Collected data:

####

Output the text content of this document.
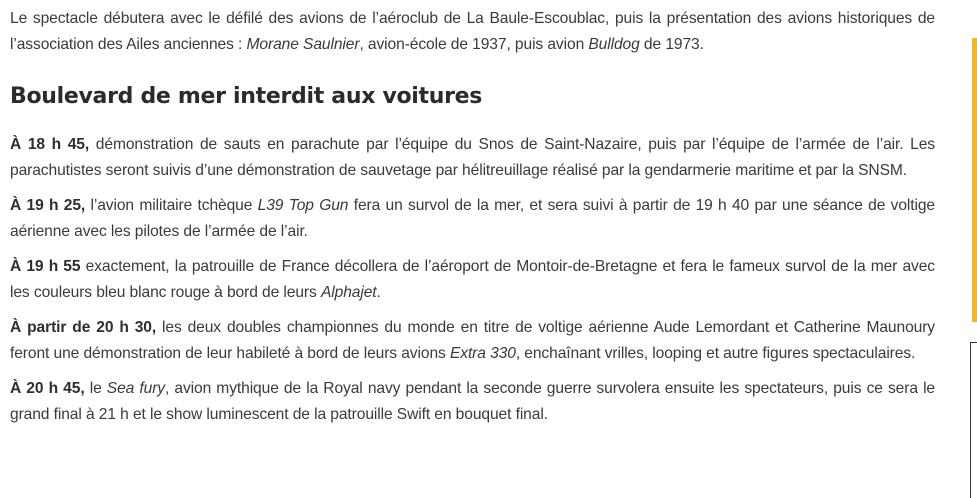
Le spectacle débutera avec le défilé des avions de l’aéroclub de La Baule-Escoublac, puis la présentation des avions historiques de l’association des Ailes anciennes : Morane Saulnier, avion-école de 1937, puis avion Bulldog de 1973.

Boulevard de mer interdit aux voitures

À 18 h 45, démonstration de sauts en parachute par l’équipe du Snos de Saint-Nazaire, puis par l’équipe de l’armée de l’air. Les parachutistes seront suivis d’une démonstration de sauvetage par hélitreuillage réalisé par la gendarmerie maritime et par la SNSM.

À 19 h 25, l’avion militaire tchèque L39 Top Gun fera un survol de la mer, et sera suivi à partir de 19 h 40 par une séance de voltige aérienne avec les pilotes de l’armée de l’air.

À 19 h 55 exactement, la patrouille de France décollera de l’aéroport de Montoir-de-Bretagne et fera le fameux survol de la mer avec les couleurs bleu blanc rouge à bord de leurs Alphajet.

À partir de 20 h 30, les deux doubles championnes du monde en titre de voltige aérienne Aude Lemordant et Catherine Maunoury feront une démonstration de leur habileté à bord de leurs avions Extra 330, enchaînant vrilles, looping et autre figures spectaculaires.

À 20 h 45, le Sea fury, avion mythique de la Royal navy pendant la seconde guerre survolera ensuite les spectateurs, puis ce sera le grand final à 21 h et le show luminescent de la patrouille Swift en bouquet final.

####

§ WHAT YOU NEED TO DO: Count how many lines of the listing above include "fera" and report that number alone.

§ RESPONSE: 2